What you have to do -
Where a line contains the string "value", copy that line.

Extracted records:
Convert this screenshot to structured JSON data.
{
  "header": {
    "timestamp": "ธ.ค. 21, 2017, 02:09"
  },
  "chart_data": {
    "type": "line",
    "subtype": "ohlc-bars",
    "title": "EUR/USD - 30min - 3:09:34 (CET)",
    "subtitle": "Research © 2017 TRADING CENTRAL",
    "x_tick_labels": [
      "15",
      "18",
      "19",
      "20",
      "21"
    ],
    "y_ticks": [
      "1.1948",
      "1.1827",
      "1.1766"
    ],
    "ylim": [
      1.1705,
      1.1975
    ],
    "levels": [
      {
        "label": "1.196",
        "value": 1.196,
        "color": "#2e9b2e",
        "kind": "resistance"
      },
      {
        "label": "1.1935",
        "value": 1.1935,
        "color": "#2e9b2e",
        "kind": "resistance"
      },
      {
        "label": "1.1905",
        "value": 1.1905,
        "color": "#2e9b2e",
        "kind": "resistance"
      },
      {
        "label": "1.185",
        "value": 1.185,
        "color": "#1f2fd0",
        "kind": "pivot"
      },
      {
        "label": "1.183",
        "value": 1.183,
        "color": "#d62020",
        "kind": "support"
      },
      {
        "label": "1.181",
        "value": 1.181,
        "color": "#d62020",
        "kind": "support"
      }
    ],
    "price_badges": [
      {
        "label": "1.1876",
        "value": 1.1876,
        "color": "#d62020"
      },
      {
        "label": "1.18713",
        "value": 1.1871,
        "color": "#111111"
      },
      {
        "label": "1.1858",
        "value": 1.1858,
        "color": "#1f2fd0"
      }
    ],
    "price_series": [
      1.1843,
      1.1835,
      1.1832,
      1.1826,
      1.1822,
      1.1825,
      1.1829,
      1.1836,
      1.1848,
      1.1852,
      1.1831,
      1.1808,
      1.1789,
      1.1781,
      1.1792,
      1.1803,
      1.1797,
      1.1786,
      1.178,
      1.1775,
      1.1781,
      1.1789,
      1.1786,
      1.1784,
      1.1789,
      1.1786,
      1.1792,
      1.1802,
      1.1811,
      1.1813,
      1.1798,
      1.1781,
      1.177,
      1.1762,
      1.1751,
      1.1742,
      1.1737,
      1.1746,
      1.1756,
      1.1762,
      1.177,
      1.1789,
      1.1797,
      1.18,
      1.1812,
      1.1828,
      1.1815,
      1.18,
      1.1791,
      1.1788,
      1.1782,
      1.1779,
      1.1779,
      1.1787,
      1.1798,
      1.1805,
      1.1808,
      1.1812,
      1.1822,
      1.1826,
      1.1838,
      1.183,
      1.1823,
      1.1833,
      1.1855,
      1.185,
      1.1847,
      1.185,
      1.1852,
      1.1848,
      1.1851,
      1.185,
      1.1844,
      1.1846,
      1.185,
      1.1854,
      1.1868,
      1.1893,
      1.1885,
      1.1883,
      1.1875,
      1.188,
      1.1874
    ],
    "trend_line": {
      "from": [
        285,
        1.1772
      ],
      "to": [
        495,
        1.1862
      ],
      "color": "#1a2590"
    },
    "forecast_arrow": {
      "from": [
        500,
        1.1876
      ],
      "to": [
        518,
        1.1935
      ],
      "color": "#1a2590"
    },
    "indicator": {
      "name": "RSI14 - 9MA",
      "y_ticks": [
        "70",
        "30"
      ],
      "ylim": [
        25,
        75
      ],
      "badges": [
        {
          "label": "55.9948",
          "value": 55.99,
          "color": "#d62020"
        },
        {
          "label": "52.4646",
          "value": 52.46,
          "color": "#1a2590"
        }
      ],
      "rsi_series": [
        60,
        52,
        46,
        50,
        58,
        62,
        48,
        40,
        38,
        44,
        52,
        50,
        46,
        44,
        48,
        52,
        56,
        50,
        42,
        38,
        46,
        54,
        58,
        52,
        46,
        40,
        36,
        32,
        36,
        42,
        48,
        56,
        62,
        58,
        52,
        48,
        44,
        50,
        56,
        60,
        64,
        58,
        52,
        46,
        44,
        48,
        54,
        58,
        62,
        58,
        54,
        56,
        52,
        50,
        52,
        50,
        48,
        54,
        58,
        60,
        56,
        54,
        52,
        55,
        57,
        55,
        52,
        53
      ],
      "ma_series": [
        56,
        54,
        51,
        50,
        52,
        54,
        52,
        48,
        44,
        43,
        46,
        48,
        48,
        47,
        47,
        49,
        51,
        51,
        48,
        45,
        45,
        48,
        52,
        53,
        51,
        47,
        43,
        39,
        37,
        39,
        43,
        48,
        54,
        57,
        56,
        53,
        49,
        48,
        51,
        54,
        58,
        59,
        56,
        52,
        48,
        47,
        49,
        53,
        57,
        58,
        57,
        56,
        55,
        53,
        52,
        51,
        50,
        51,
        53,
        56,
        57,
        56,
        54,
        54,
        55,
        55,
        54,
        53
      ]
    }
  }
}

Full answer -
        "value": 1.196,
        "value": 1.1935,
        "value": 1.1905,
        "value": 1.185,
        "value": 1.183,
        "value": 1.181,
        "value": 1.1876,
        "value": 1.1871,
        "value": 1.1858,
          "value": 55.99,
          "value": 52.46,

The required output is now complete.